>> Start Given information

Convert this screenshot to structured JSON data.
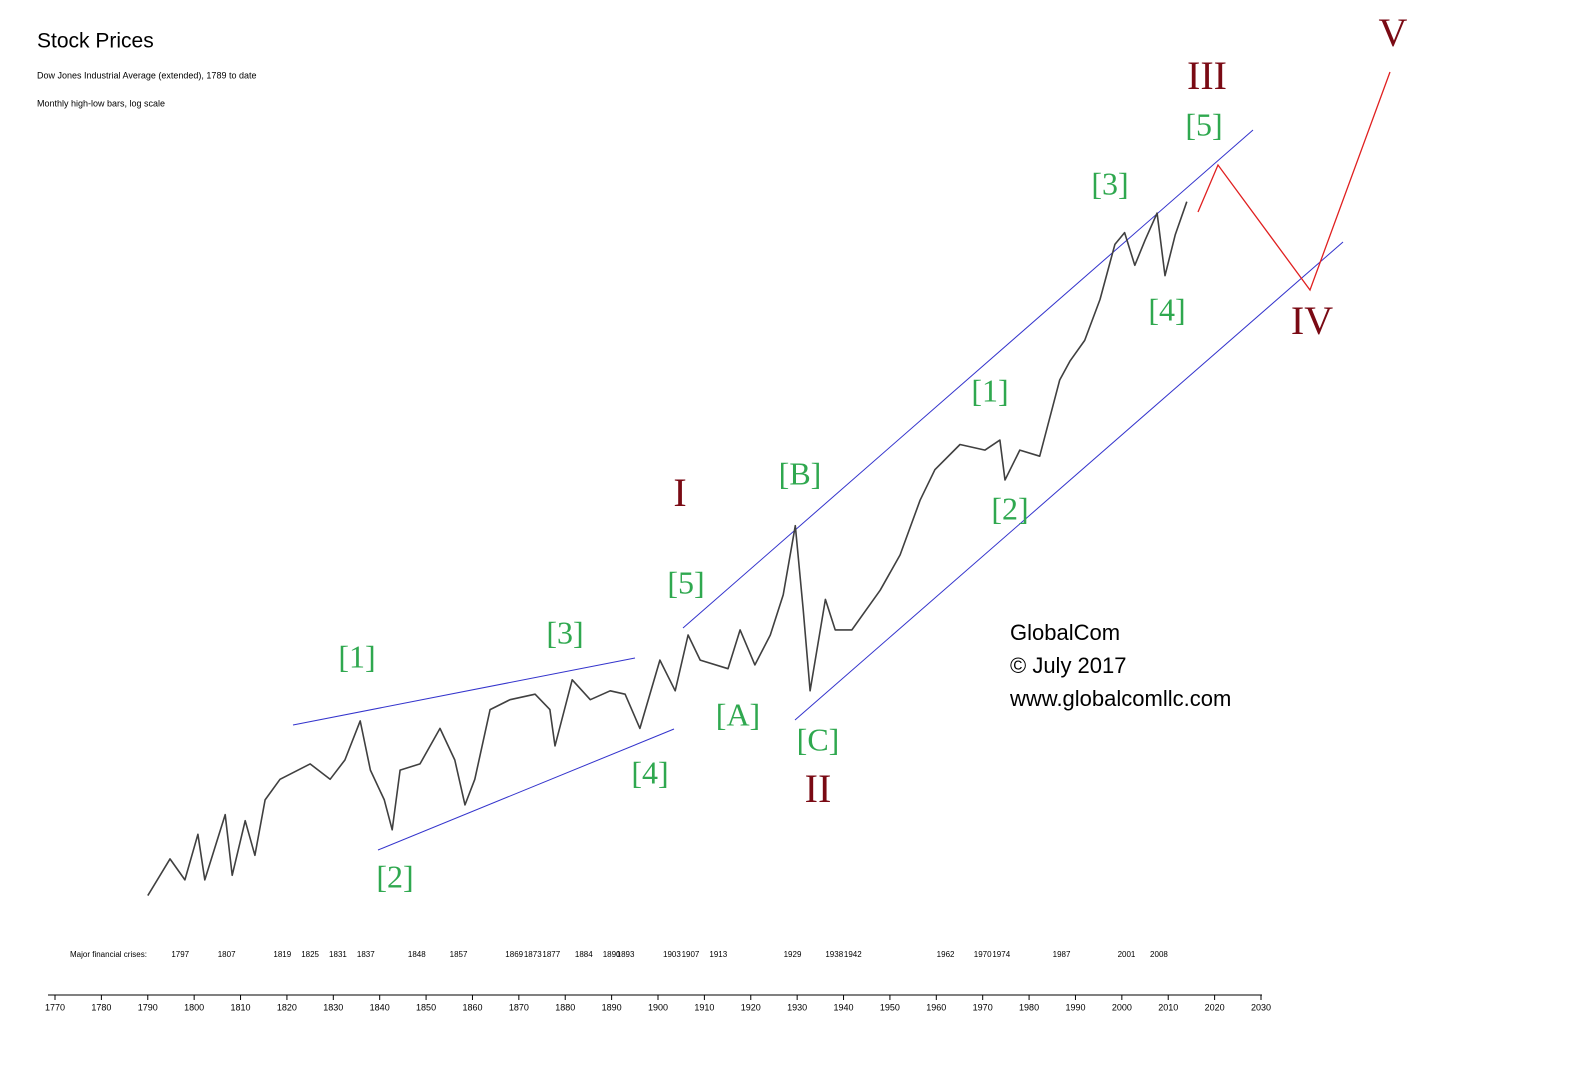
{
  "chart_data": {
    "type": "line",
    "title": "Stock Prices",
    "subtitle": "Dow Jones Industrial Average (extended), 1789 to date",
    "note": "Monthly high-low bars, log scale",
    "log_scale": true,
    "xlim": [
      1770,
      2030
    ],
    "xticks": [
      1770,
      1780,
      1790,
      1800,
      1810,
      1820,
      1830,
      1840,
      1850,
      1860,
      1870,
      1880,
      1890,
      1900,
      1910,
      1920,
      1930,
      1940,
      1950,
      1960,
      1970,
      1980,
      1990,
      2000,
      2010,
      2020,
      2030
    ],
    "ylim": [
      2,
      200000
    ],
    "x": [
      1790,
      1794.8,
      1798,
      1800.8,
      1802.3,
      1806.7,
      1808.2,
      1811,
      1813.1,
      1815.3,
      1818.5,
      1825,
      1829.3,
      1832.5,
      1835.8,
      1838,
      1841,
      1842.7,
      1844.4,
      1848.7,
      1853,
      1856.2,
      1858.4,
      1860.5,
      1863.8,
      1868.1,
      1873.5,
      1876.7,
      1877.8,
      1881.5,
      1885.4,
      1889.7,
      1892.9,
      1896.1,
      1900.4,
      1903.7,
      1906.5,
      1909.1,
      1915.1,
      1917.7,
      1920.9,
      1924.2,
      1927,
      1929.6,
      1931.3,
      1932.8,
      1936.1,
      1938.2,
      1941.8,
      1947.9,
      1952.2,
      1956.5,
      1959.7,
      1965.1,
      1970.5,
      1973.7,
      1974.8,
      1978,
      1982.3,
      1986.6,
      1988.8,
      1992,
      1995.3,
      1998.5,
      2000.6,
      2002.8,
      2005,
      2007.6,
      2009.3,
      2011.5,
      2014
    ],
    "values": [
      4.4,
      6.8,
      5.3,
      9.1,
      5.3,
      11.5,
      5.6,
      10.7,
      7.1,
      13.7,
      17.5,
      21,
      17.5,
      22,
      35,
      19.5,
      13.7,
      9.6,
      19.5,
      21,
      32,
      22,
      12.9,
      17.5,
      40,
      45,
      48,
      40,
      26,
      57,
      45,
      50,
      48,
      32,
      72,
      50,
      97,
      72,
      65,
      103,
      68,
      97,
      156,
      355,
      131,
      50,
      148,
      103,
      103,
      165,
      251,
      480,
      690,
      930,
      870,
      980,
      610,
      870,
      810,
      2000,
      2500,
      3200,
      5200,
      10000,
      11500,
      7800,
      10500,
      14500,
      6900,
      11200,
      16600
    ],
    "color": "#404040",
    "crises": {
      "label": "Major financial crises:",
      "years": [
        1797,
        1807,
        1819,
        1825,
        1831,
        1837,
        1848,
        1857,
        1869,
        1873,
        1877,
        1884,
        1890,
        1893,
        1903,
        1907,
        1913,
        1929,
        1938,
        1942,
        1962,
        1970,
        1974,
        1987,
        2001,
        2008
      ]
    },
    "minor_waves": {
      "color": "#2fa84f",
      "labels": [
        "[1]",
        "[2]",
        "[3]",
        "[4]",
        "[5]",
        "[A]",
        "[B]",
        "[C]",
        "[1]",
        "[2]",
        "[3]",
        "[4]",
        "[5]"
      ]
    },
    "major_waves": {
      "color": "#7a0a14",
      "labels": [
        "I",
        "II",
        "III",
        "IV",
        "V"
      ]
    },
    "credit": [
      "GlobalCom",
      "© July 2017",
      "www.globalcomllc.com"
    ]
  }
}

>> End Given information

● **Exercise aim**
Determine how many lines of this listing contain "color", and give only the number.

● **Task output**
3